> **Activity 1**:
From the SUSTAIN-7 section, print the passage starting with "Duration was 40" and going on through "compare against dulaglutide.".
> **Activity 2**:
Translate this sentence from the SUSTAIN-7 section into Spanish: "No subgroup reversed the direction of effect."
> **Activity 3**:
According to the SUSTAIN-7 section, how long did the SUSTAIN-7 trial last?

Document section Start Marker

What the Data Do Not Show
Several limitations should frame how these subgroup findings are applied.
Race and ethnicity reporting was sparse. The trial enrolled 66% white participants, 19% Asian, and only 6% Black. The non-white subgroup was pooled, collapsing populations with different metabolic risk profiles and potentially different GLP-1 pharmacokinetics. The FDA label for semaglutide does not include race-stratified efficacy data from SUSTAIN-7, and clinicians treating diverse patient populations should recognize this gap.
Renal function subgroups were absent. Many patients with type 2 diabetes have some degree of chronic kidney disease. The SUSTAIN-5 trial addressed semaglutide in renal impairment, but SUSTAIN-7 did not stratify by eGFR, so we cannot draw conclusions about whether the semaglutide-versus-dulaglutide comparison differs in CKD.
No cardiovascular outcome stratification. SUSTAIN-6 tested semaglutide's cardiovascular safety, and REWIND demonstrated dulaglutide's CV benefit. SUSTAIN-7 was a 40-week glycemic efficacy trial with no CV adjudication, so the subgroup data here apply to metabolic endpoints only.
Duration was 40 weeks. Weight trajectories with GLP-1 receptor agonists typically plateau around 60 to 68 weeks. The subgroup-specific weight advantages seen at 40 weeks might narrow or widen with longer follow-up. The SUSTAIN FORTE trial of semaglutide 2.0 mg at 40 weeks provides some further context but did not compare against dulaglutide.
Translating Subgroup Data to Prescribing
For the clinician choosing between semaglutide and dulaglutide for a specific patient, SUSTAIN-7 subgroup data support several practical conclusions.
The benefit of semaglutide over dulaglutide is consistent, not conditional. No subgroup reversed the direction of effect. A prescriber does not need to identify a "best responder" phenotype to justify choosing semaglutide; the advantage held across age, sex, BMI, baseline glycemia, and diabetes duration.

Document section End Marker
Record set Start Marker

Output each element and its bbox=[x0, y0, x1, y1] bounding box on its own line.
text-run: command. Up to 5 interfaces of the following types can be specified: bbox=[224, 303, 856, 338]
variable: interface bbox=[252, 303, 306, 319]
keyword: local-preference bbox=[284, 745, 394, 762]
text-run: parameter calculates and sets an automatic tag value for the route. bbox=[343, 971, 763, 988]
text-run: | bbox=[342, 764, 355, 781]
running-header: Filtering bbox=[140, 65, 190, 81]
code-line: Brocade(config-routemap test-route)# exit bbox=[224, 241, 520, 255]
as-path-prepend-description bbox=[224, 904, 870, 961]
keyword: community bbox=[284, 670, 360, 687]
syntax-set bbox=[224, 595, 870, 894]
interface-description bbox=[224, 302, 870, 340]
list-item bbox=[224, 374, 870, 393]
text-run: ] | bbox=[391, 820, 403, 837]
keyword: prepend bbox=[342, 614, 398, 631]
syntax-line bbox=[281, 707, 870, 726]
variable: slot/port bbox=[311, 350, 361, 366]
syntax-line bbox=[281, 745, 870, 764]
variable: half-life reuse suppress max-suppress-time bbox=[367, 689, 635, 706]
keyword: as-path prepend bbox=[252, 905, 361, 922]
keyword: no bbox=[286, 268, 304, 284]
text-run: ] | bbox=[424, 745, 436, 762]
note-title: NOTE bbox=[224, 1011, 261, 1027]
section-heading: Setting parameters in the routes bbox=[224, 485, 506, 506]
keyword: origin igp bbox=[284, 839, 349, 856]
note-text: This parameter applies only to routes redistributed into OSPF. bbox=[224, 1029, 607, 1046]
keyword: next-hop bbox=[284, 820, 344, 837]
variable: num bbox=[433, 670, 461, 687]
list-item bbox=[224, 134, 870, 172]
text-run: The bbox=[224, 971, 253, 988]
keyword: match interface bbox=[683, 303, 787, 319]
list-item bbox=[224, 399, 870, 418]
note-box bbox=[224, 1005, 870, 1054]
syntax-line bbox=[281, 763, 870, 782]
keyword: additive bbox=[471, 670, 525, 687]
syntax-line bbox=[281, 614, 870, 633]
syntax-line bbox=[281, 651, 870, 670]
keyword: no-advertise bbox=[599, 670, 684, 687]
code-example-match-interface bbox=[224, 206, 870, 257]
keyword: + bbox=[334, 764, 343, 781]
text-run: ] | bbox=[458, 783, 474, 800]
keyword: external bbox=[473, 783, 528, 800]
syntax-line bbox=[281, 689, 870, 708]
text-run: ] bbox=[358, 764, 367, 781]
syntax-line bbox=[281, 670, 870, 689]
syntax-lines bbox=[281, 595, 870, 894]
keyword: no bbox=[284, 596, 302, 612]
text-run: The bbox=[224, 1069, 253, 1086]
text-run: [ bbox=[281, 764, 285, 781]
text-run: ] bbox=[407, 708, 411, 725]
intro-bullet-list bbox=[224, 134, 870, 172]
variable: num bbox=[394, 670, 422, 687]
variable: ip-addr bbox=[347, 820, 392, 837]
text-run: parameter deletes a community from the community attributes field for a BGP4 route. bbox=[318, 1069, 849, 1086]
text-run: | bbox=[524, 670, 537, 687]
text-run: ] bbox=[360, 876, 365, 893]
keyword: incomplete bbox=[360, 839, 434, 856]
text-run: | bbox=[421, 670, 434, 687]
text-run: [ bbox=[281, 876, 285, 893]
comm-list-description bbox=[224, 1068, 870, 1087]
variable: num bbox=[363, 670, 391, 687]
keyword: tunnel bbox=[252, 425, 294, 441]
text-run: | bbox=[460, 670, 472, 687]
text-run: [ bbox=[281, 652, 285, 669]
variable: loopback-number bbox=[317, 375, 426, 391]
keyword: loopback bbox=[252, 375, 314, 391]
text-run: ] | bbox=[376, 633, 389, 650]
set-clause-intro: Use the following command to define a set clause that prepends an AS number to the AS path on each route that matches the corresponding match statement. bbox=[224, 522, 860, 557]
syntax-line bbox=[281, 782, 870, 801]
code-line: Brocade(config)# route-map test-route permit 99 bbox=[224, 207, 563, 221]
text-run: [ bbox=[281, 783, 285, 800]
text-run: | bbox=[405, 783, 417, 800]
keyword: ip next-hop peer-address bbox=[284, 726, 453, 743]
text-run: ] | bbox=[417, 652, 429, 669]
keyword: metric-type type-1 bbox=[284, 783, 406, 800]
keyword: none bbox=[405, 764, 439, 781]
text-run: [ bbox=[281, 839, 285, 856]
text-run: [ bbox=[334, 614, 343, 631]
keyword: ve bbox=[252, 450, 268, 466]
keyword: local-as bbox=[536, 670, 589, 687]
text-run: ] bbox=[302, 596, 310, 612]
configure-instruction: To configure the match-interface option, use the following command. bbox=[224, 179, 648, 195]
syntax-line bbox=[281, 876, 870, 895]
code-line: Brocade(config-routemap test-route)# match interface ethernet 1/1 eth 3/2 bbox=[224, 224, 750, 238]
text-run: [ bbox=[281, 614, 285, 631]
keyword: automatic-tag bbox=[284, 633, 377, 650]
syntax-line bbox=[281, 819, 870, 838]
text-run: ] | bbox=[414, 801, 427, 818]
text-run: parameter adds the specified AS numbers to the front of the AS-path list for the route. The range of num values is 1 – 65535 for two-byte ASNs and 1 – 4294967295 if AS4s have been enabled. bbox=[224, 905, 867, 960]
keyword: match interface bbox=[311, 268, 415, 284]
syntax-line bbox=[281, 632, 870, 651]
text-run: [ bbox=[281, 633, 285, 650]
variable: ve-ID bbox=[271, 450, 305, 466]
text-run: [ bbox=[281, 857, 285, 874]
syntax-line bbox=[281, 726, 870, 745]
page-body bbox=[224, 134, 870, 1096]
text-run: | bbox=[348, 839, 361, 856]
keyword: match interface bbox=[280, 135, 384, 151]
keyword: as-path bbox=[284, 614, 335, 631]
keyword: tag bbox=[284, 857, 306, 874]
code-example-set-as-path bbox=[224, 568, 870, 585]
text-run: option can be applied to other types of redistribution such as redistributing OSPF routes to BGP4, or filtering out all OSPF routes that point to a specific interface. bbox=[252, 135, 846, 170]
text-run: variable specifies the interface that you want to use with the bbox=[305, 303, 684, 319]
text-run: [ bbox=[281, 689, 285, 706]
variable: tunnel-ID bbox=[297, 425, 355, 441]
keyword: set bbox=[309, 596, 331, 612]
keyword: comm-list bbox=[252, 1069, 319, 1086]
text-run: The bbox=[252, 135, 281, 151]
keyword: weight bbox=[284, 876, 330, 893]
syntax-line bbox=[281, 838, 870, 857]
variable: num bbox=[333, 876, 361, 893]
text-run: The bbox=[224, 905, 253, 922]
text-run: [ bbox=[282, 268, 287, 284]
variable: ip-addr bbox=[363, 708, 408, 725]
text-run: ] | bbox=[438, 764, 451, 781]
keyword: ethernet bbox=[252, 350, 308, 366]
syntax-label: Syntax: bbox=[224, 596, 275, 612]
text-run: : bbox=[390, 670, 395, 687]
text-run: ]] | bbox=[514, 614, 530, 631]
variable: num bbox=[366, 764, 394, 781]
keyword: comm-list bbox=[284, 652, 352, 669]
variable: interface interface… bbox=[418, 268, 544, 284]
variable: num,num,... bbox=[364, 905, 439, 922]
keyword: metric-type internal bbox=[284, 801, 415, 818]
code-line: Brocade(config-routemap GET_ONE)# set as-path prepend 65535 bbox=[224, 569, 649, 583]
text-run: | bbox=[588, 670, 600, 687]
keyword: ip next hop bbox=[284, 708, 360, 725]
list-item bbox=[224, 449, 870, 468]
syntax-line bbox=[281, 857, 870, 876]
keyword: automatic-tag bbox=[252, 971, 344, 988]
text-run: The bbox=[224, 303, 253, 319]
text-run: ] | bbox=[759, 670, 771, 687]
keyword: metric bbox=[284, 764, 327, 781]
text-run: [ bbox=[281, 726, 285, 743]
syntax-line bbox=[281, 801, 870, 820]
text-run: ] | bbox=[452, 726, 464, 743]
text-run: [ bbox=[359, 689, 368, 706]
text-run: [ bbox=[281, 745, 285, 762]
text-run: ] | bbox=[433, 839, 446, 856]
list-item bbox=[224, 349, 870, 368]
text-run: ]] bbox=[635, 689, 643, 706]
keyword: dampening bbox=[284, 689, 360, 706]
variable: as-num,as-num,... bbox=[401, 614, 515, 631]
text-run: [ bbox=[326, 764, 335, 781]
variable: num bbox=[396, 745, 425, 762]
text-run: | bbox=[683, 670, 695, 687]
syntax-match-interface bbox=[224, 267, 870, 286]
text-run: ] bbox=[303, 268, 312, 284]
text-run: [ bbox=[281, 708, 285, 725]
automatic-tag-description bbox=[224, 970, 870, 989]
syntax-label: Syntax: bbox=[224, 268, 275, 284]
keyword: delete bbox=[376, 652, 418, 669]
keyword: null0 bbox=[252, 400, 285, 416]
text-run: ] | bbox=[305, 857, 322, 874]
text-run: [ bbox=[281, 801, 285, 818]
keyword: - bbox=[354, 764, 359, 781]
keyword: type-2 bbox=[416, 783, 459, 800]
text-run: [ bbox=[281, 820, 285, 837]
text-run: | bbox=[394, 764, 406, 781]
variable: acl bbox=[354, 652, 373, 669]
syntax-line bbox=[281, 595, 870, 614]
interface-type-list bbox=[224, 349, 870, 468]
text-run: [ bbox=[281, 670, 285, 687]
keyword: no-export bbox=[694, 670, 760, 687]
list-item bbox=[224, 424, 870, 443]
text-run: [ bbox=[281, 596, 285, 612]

Record set End Marker

> **Result 1**:
Duration was 40 weeks. Weight trajectories with GLP-1 receptor agonists typically plateau around 60 to 68 weeks. The subgroup-specific weight advantages seen at 40 weeks might narrow or widen with longer follow-up. The SUSTAIN FORTE trial of semaglutide 2.0 mg at 40 weeks provides some further context but did not compare against dulaglutide.

> **Result 2**:
Ningún subgrupo invirtió la dirección del efecto.

> **Result 3**:
40 weeks.